━━━ RECORDS FOR THIS TASK ━━━
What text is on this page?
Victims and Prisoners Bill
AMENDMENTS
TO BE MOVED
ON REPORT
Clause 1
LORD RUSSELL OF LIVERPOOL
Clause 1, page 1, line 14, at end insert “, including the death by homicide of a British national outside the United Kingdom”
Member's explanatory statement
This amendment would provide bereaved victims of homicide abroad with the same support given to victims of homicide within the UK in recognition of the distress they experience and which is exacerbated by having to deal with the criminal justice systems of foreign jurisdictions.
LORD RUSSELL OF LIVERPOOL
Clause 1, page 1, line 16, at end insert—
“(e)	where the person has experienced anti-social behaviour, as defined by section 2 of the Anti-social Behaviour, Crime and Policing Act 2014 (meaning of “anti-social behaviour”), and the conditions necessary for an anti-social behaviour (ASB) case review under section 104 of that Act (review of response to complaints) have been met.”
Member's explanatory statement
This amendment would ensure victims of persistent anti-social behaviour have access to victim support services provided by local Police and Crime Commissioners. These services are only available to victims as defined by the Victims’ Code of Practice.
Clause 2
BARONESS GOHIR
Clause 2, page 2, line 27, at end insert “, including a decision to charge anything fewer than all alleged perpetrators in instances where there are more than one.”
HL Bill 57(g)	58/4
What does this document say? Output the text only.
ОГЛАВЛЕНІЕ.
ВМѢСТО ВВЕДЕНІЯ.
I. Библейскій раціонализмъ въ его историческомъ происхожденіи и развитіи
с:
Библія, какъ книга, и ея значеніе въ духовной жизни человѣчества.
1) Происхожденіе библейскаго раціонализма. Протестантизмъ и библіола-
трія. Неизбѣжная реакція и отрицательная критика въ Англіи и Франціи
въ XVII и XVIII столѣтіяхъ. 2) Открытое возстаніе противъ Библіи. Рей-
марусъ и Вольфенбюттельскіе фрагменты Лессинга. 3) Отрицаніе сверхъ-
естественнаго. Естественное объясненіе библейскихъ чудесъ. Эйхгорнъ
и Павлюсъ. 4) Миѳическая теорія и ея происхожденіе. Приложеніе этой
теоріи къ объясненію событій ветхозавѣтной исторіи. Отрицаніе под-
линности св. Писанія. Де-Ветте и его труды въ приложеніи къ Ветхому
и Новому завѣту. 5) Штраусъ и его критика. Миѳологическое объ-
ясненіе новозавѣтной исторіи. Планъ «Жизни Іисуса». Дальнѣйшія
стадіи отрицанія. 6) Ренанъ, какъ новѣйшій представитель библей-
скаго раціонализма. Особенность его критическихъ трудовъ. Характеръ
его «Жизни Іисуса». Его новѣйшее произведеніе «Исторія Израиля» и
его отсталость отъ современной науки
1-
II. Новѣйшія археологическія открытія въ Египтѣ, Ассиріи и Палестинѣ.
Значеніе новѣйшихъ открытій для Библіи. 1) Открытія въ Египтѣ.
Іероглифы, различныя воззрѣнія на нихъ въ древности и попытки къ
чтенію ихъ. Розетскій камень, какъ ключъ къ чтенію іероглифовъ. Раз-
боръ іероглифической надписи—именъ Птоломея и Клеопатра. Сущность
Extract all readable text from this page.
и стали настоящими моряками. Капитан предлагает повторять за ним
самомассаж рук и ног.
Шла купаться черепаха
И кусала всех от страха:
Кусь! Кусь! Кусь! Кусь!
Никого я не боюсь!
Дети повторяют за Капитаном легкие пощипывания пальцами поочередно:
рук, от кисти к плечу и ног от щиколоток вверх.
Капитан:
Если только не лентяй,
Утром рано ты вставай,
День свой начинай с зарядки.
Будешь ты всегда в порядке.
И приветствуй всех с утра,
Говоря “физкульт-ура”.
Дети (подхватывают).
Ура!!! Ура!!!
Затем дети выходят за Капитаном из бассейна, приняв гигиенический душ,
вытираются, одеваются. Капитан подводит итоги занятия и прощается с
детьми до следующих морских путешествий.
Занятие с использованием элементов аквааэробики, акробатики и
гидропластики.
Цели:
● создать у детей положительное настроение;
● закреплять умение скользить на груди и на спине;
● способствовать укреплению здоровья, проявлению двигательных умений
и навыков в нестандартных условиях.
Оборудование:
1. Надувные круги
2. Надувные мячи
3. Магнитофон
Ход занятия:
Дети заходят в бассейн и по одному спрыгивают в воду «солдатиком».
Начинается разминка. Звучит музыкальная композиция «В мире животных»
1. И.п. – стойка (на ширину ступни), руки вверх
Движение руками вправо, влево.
━━━
▸ **GOAL**: Count all lines of the data that include "Отрицаніе". The answer is the number alone.

▸ **SOLUTION TO THIS TASK**: 2